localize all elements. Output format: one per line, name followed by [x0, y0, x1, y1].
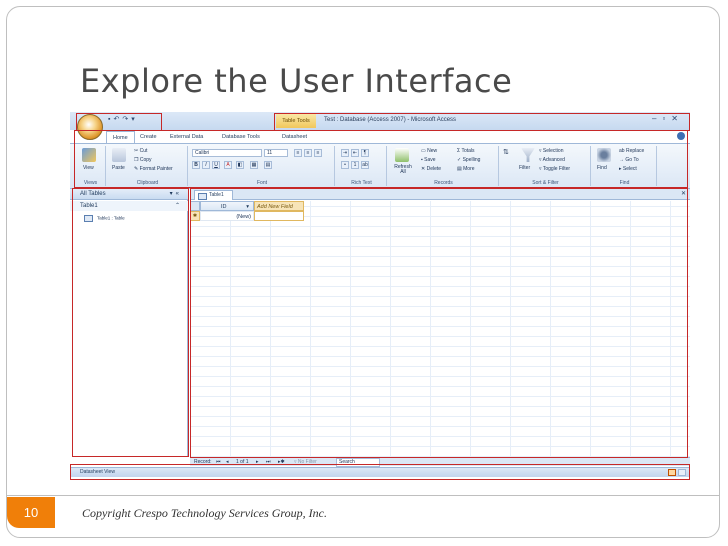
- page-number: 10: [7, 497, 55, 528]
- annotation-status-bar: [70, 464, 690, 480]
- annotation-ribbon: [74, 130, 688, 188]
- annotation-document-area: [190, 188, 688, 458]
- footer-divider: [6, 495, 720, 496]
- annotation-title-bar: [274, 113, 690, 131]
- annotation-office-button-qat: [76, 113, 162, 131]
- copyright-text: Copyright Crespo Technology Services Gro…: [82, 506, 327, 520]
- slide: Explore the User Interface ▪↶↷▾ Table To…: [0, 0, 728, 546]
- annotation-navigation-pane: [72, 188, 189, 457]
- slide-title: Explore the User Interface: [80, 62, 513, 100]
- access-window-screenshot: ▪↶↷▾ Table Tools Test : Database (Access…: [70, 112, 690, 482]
========
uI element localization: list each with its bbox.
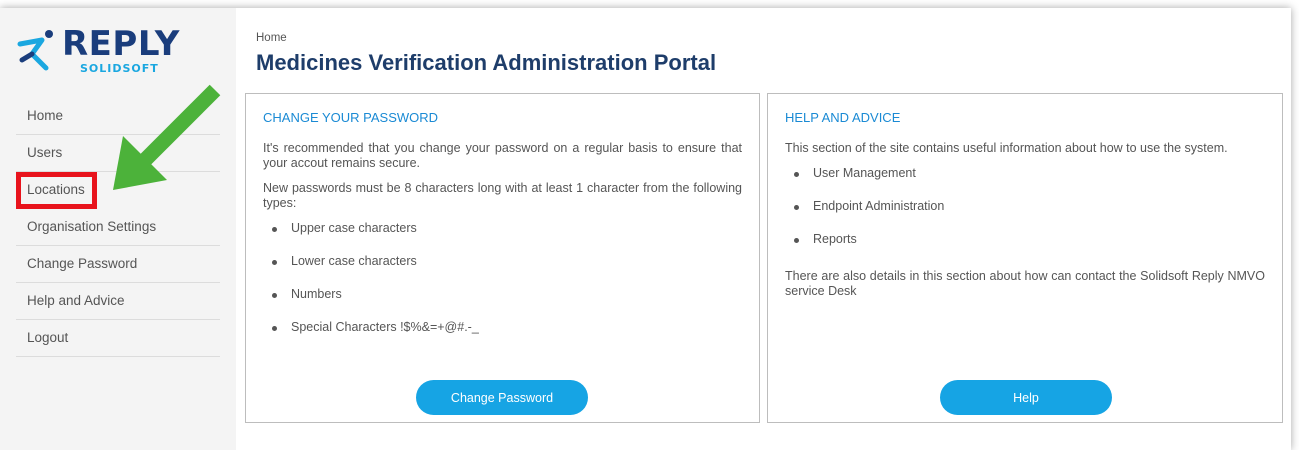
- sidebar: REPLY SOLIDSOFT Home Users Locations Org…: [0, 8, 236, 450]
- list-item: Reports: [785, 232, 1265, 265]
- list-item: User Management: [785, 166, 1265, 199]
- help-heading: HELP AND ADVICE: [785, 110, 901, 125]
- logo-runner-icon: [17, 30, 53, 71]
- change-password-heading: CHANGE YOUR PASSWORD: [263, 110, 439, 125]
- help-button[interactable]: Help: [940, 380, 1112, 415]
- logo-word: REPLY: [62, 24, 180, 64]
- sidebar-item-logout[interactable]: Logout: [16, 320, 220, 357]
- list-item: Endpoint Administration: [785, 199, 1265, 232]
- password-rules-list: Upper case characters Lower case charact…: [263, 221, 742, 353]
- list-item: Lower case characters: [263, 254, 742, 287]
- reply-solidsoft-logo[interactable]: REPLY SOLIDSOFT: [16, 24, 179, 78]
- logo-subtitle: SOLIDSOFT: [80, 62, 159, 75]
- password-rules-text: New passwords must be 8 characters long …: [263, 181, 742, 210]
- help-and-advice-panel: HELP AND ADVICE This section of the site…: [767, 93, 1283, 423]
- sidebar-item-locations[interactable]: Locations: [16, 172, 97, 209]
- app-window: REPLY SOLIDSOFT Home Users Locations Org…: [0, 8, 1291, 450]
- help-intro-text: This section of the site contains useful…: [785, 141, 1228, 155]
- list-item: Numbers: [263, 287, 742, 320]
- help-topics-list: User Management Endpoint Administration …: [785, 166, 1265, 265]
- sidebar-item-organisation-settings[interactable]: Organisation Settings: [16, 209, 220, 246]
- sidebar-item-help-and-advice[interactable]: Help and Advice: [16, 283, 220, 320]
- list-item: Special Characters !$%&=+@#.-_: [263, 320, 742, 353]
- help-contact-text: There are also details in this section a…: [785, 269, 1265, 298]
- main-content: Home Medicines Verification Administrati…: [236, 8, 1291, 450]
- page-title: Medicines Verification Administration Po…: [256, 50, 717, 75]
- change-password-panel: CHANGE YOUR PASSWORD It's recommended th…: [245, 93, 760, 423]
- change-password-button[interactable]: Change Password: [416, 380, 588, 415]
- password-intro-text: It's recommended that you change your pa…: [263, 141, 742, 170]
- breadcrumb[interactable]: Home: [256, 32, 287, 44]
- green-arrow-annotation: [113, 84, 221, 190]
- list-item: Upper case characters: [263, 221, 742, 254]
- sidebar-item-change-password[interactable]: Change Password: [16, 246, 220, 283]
========
▶ **Set problem**
In the rows above, swap "list-item" for "menu-entry" from the line with "- sidebar: REPLY" up to and including the line with "- sidebar-item-logout[interactable]: Logout: [16, 320, 220, 357]". Give back only those lines, leaving everything else in them unchanged.

▶ **Solution**
- sidebar: REPLY SOLIDSOFT Home Users Locations Org…: [0, 8, 236, 450]
- menu-entry: Reports: [785, 232, 1265, 265]
- menu-entry: User Management: [785, 166, 1265, 199]
- help-heading: HELP AND ADVICE: [785, 110, 901, 125]
- logo-runner-icon: [17, 30, 53, 71]
- change-password-heading: CHANGE YOUR PASSWORD: [263, 110, 439, 125]
- help-button[interactable]: Help: [940, 380, 1112, 415]
- logo-word: REPLY: [62, 24, 180, 64]
- sidebar-item-logout[interactable]: Logout: [16, 320, 220, 357]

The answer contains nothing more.